• PROBLEM STATEMENT
Will you output all of the data below exactly, omitting the images?

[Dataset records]
>>>

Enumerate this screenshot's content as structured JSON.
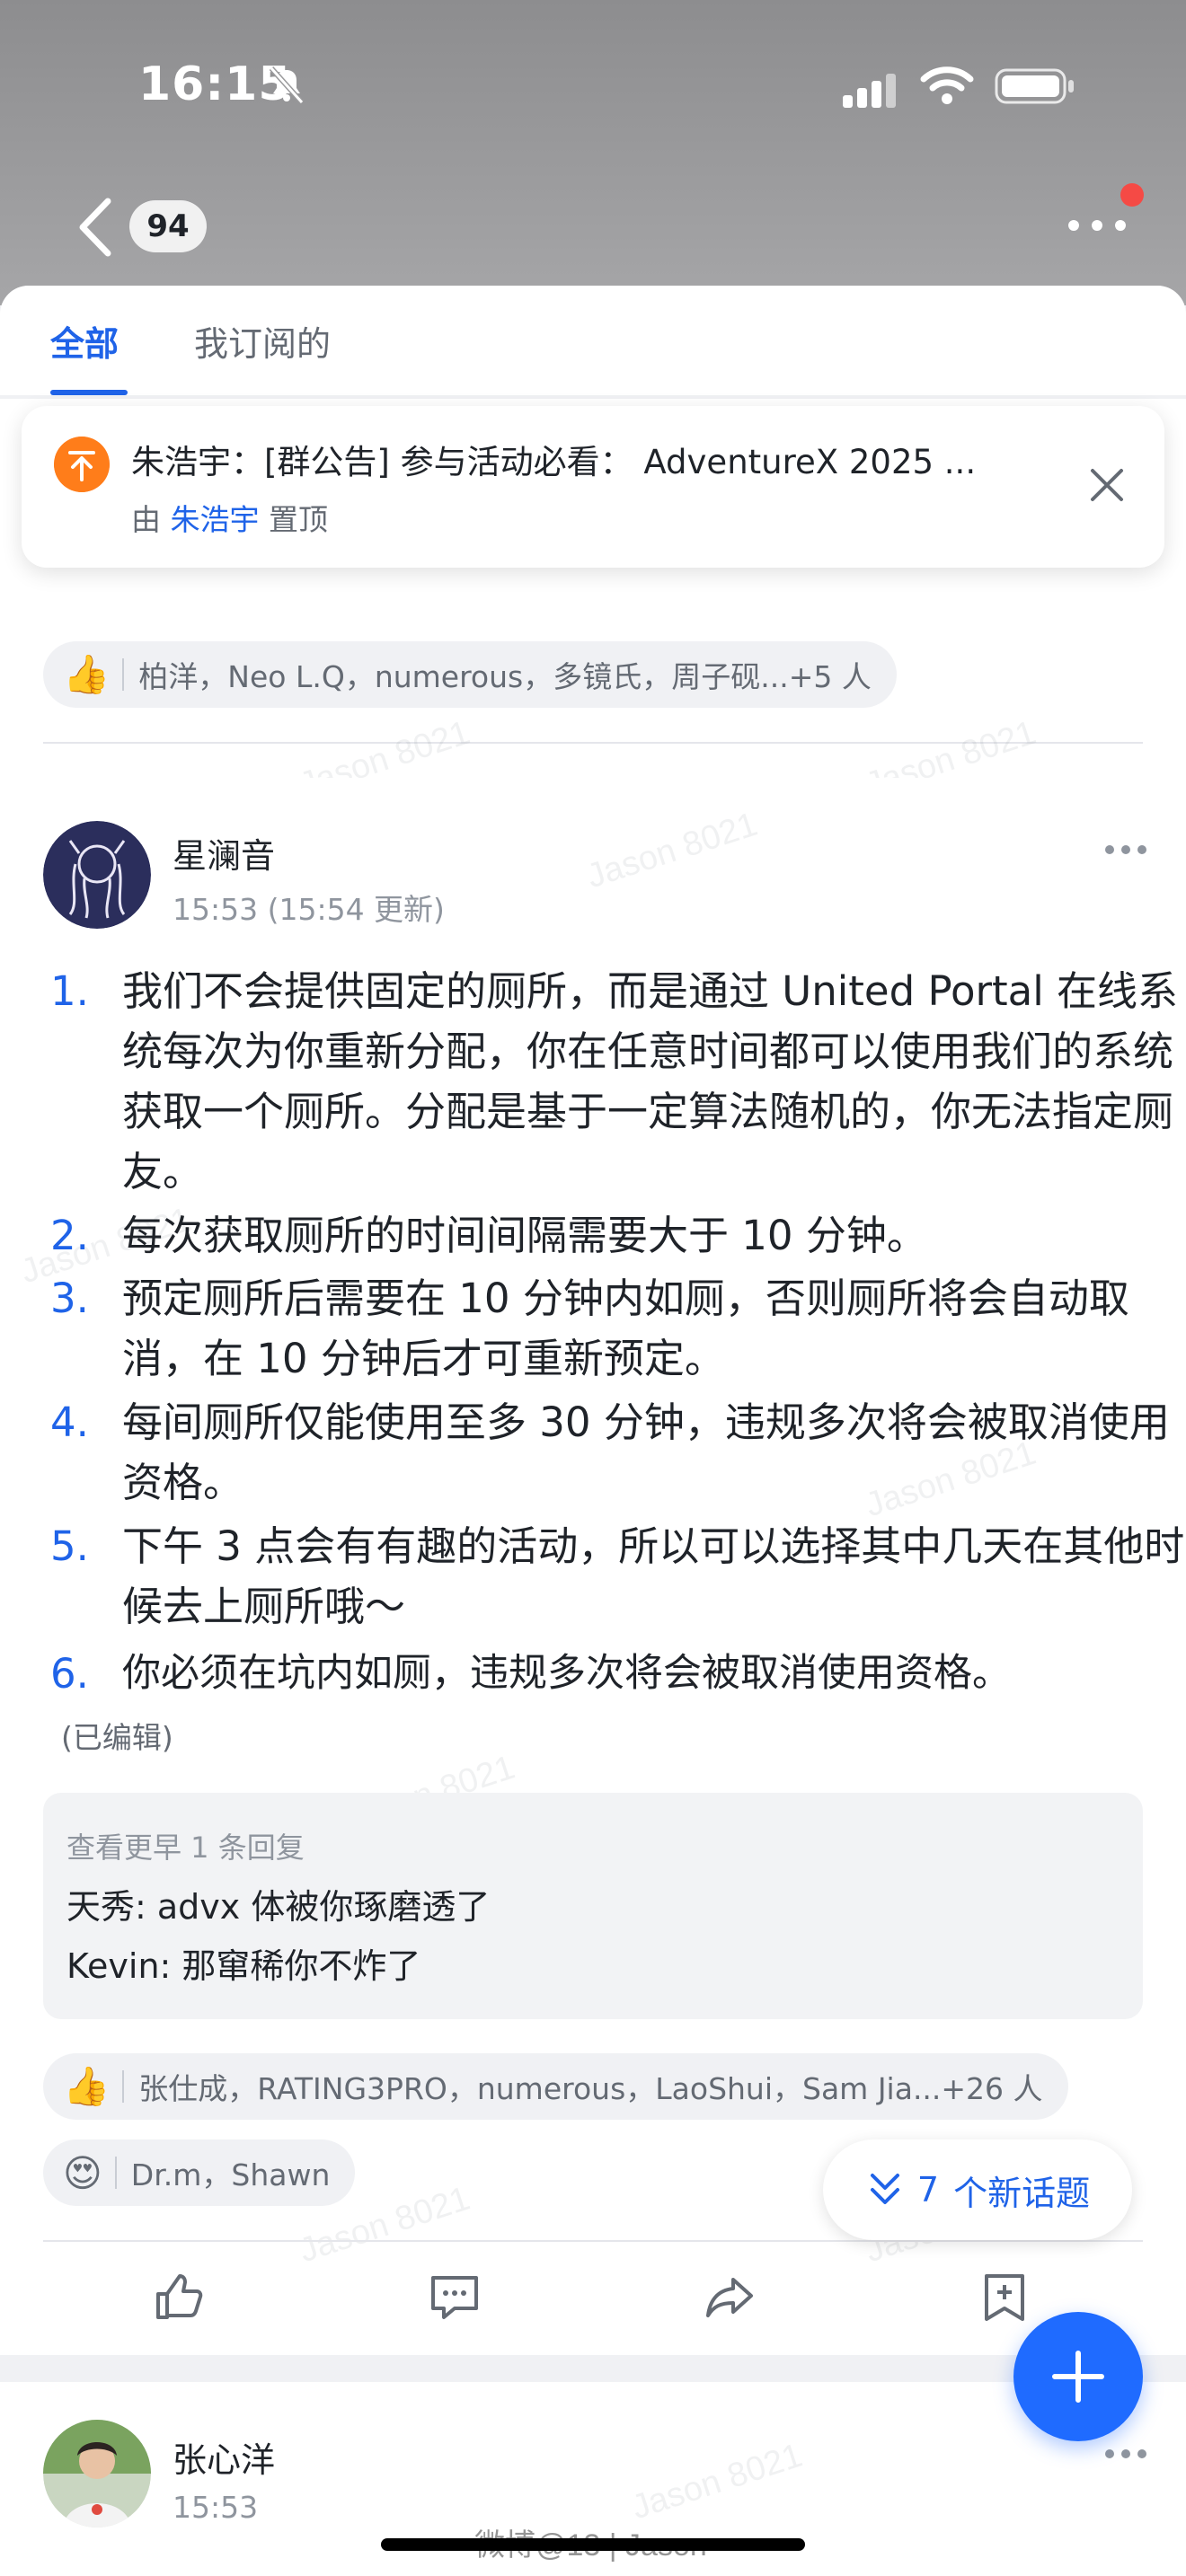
{
  "status_bar": {
    "time": "16:15"
  },
  "nav": {
    "back_count": "94"
  },
  "tabs": [
    {
      "label": "全部",
      "active": true
    },
    {
      "label": "我订阅的",
      "active": false
    }
  ],
  "pinned": {
    "title": "朱浩宇：[群公告] 参与活动必看： AdventureX 2025 ...",
    "by_prefix": "由",
    "by_name": "朱浩宇",
    "by_suffix": "置顶"
  },
  "prev_post": {
    "reactions": "柏洋，Neo L.Q，numerous，多镜氏，周子砚...+5 人"
  },
  "post": {
    "author": "星澜音",
    "time": "15:53 (15:54 更新)",
    "items": [
      {
        "num": "1.",
        "text": "我们不会提供固定的厕所，而是通过 United Portal 在线系统每次为你重新分配，你在任意时间都可以使用我们的系统获取一个厕所。分配是基于一定算法随机的，你无法指定厕友。"
      },
      {
        "num": "2.",
        "text": "每次获取厕所的时间间隔需要大于 10 分钟。"
      },
      {
        "num": "3.",
        "text": "预定厕所后需要在 10 分钟内如厕，否则厕所将会自动取消，在 10 分钟后才可重新预定。"
      },
      {
        "num": "4.",
        "text": "每间厕所仅能使用至多 30 分钟，违规多次将会被取消使用资格。"
      },
      {
        "num": "5.",
        "text": "下午 3 点会有有趣的活动，所以可以选择其中几天在其他时候去上厕所哦～"
      },
      {
        "num": "6.",
        "text": "你必须在坑内如厕，违规多次将会被取消使用资格。"
      }
    ],
    "edited": "(已编辑)",
    "replies": {
      "more": "查看更早 1 条回复",
      "lines": [
        "天秀: advx 体被你琢磨透了",
        "Kevin: 那窜稀你不炸了"
      ]
    },
    "reactions": [
      {
        "emoji": "👍",
        "names": "张仕成，RATING3PRO，numerous，LaoShui，Sam Jia...+26 人"
      },
      {
        "emoji": "😍",
        "names": "Dr.m，Shawn"
      }
    ]
  },
  "new_topics": {
    "count": "7",
    "label": "个新话题"
  },
  "next_post": {
    "author": "张心洋",
    "time": "15:53"
  },
  "watermark": "Jason 8021",
  "weibo_watermark": "微博@13 | Jason",
  "colors": {
    "accent": "#1f63e8",
    "pin": "#ff7d1a",
    "badge": "#f54a45",
    "fab": "#1f6bff"
  },
  "icons": [
    "back-arrow-icon",
    "more-dots-icon",
    "pin-icon",
    "close-icon",
    "thumbs-up-icon",
    "comment-icon",
    "share-icon",
    "bookmark-icon",
    "double-chevron-down-icon",
    "plus-icon"
  ]
}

<<<

• OUTPUT BELOW
Enumerate this screenshot's content as structured JSON.
{
  "status_bar": {
    "time": "16:15"
  },
  "nav": {
    "back_count": "94"
  },
  "tabs": [
    {
      "label": "全部",
      "active": true
    },
    {
      "label": "我订阅的",
      "active": false
    }
  ],
  "pinned": {
    "title": "朱浩宇：[群公告] 参与活动必看： AdventureX 2025 ...",
    "by_prefix": "由",
    "by_name": "朱浩宇",
    "by_suffix": "置顶"
  },
  "prev_post": {
    "reactions": "柏洋，Neo L.Q，numerous，多镜氏，周子砚...+5 人"
  },
  "post": {
    "author": "星澜音",
    "time": "15:53 (15:54 更新)",
    "items": [
      {
        "num": "1.",
        "text": "我们不会提供固定的厕所，而是通过 United Portal 在线系统每次为你重新分配，你在任意时间都可以使用我们的系统获取一个厕所。分配是基于一定算法随机的，你无法指定厕友。"
      },
      {
        "num": "2.",
        "text": "每次获取厕所的时间间隔需要大于 10 分钟。"
      },
      {
        "num": "3.",
        "text": "预定厕所后需要在 10 分钟内如厕，否则厕所将会自动取消，在 10 分钟后才可重新预定。"
      },
      {
        "num": "4.",
        "text": "每间厕所仅能使用至多 30 分钟，违规多次将会被取消使用资格。"
      },
      {
        "num": "5.",
        "text": "下午 3 点会有有趣的活动，所以可以选择其中几天在其他时候去上厕所哦～"
      },
      {
        "num": "6.",
        "text": "你必须在坑内如厕，违规多次将会被取消使用资格。"
      }
    ],
    "edited": "(已编辑)",
    "replies": {
      "more": "查看更早 1 条回复",
      "lines": [
        "天秀: advx 体被你琢磨透了",
        "Kevin: 那窜稀你不炸了"
      ]
    },
    "reactions": [
      {
        "emoji": "👍",
        "names": "张仕成，RATING3PRO，numerous，LaoShui，Sam Jia...+26 人"
      },
      {
        "emoji": "😍",
        "names": "Dr.m，Shawn"
      }
    ]
  },
  "new_topics": {
    "count": "7",
    "label": "个新话题"
  },
  "next_post": {
    "author": "张心洋",
    "time": "15:53"
  },
  "watermark": "Jason 8021",
  "weibo_watermark": "微博@13 | Jason",
  "colors": {
    "accent": "#1f63e8",
    "pin": "#ff7d1a",
    "badge": "#f54a45",
    "fab": "#1f6bff"
  },
  "icons": [
    "back-arrow-icon",
    "more-dots-icon",
    "pin-icon",
    "close-icon",
    "thumbs-up-icon",
    "comment-icon",
    "share-icon",
    "bookmark-icon",
    "double-chevron-down-icon",
    "plus-icon"
  ]
}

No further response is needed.